Recorded information:
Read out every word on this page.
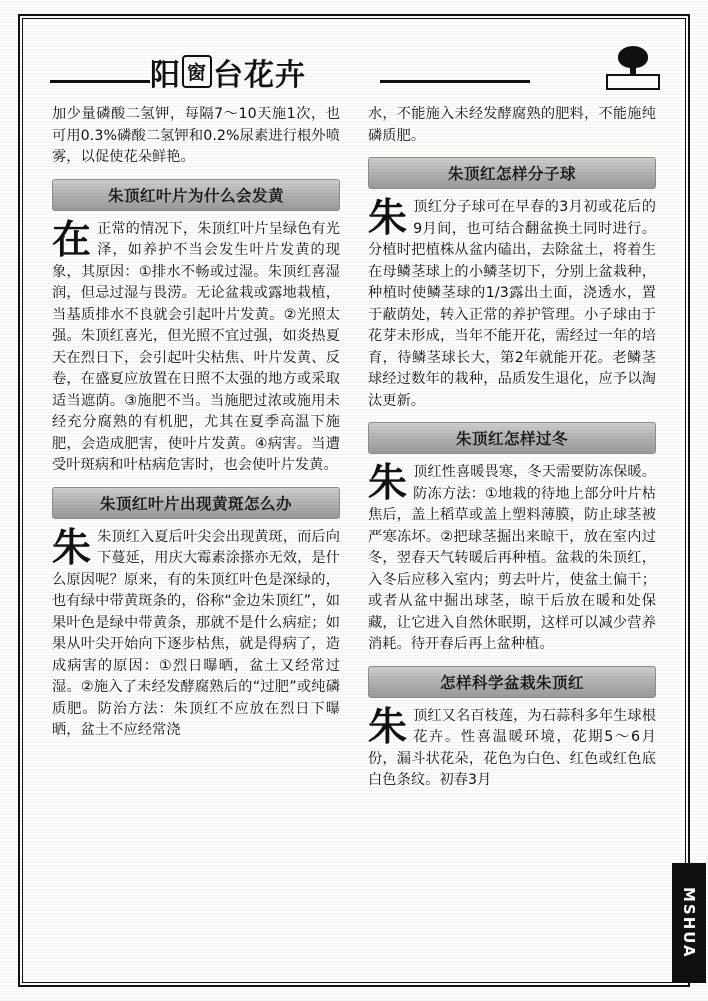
阳 窗 台花卉

加少量磷酸二氢钾，每隔7～10天施1次，也可用0.3%磷酸二氢钾和0.2%尿素进行根外喷雾，以促使花朵鲜艳。

朱顶红叶片为什么会发黄

在正常的情况下，朱顶红叶片呈绿色有光泽，如养护不当会发生叶片发黄的现象，其原因：①排水不畅或过湿。朱顶红喜湿润，但忌过湿与畏涝。无论盆栽或露地栽植，当基质排水不良就会引起叶片发黄。②光照太强。朱顶红喜光，但光照不宜过强，如炎热夏天在烈日下，会引起叶尖枯焦、叶片发黄、反卷，在盛夏应放置在日照不太强的地方或采取适当遮荫。③施肥不当。当施肥过浓或施用未经充分腐熟的有机肥，尤其在夏季高温下施肥，会造成肥害，使叶片发黄。④病害。当遭受叶斑病和叶枯病危害时，也会使叶片发黄。

朱顶红叶片出现黄斑怎么办

朱朱顶红入夏后叶尖会出现黄斑，而后向下蔓延，用庆大霉素涂搽亦无效，是什么原因呢？原来，有的朱顶红叶色是深绿的，也有绿中带黄斑条的，俗称“金边朱顶红”，如果叶色是绿中带黄条，那就不是什么病症；如果从叶尖开始向下逐步枯焦，就是得病了，造成病害的原因：①烈日曝晒，盆土又经常过湿。②施入了未经发酵腐熟后的“过肥”或纯磷质肥。防治方法：朱顶红不应放在烈日下曝晒，盆土不应经常浇

水，不能施入未经发酵腐熟的肥料，不能施纯磷质肥。

朱顶红怎样分子球

朱顶红分子球可在早春的3月初或花后的9月间，也可结合翻盆换土同时进行。分植时把植株从盆内磕出，去除盆土，将着生在母鳞茎球上的小鳞茎切下，分别上盆栽种，种植时使鳞茎球的1/3露出土面，浇透水，置于蔽荫处，转入正常的养护管理。小子球由于花芽未形成，当年不能开花，需经过一年的培育，待鳞茎球长大，第2年就能开花。老鳞茎球经过数年的栽种，品质发生退化，应予以淘汰更新。

朱顶红怎样过冬

朱顶红性喜暖畏寒，冬天需要防冻保暖。防冻方法：①地栽的待地上部分叶片枯焦后，盖上稻草或盖上塑料薄膜，防止球茎被严寒冻坏。②把球茎掘出来晾干，放在室内过冬，翌春天气转暖后再种植。盆栽的朱顶红，入冬后应移入室内；剪去叶片，使盆土偏干；或者从盆中掘出球茎，晾干后放在暖和处保藏，让它进入自然休眠期，这样可以减少营养消耗。待开春后再上盆种植。

怎样科学盆栽朱顶红

朱顶红又名百枝莲，为石蒜科多年生球根花卉。性喜温暖环境，花期5～6月份，漏斗状花朵，花色为白色、红色或红色底白色条纹。初春3月

MSHUA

Aim: Set down all the data again exactly as above, pictures excluded.

Written reply:
Read out every word on this page.
阳 窗 台花卉

加少量磷酸二氢钾，每隔7～10天施1次，也可用0.3%磷酸二氢钾和0.2%尿素进行根外喷雾，以促使花朵鲜艳。

朱顶红叶片为什么会发黄

在正常的情况下，朱顶红叶片呈绿色有光泽，如养护不当会发生叶片发黄的现象，其原因：①排水不畅或过湿。朱顶红喜湿润，但忌过湿与畏涝。无论盆栽或露地栽植，当基质排水不良就会引起叶片发黄。②光照太强。朱顶红喜光，但光照不宜过强，如炎热夏天在烈日下，会引起叶尖枯焦、叶片发黄、反卷，在盛夏应放置在日照不太强的地方或采取适当遮荫。③施肥不当。当施肥过浓或施用未经充分腐熟的有机肥，尤其在夏季高温下施肥，会造成肥害，使叶片发黄。④病害。当遭受叶斑病和叶枯病危害时，也会使叶片发黄。

朱顶红叶片出现黄斑怎么办

朱朱顶红入夏后叶尖会出现黄斑，而后向下蔓延，用庆大霉素涂搽亦无效，是什么原因呢？原来，有的朱顶红叶色是深绿的，也有绿中带黄斑条的，俗称“金边朱顶红”，如果叶色是绿中带黄条，那就不是什么病症；如果从叶尖开始向下逐步枯焦，就是得病了，造成病害的原因：①烈日曝晒，盆土又经常过湿。②施入了未经发酵腐熟后的“过肥”或纯磷质肥。防治方法：朱顶红不应放在烈日下曝晒，盆土不应经常浇

水，不能施入未经发酵腐熟的肥料，不能施纯磷质肥。

朱顶红怎样分子球

朱顶红分子球可在早春的3月初或花后的9月间，也可结合翻盆换土同时进行。分植时把植株从盆内磕出，去除盆土，将着生在母鳞茎球上的小鳞茎切下，分别上盆栽种，种植时使鳞茎球的1/3露出土面，浇透水，置于蔽荫处，转入正常的养护管理。小子球由于花芽未形成，当年不能开花，需经过一年的培育，待鳞茎球长大，第2年就能开花。老鳞茎球经过数年的栽种，品质发生退化，应予以淘汰更新。

朱顶红怎样过冬

朱顶红性喜暖畏寒，冬天需要防冻保暖。防冻方法：①地栽的待地上部分叶片枯焦后，盖上稻草或盖上塑料薄膜，防止球茎被严寒冻坏。②把球茎掘出来晾干，放在室内过冬，翌春天气转暖后再种植。盆栽的朱顶红，入冬后应移入室内；剪去叶片，使盆土偏干；或者从盆中掘出球茎，晾干后放在暖和处保藏，让它进入自然休眠期，这样可以减少营养消耗。待开春后再上盆种植。

怎样科学盆栽朱顶红

朱顶红又名百枝莲，为石蒜科多年生球根花卉。性喜温暖环境，花期5～6月份，漏斗状花朵，花色为白色、红色或红色底白色条纹。初春3月

MSHUA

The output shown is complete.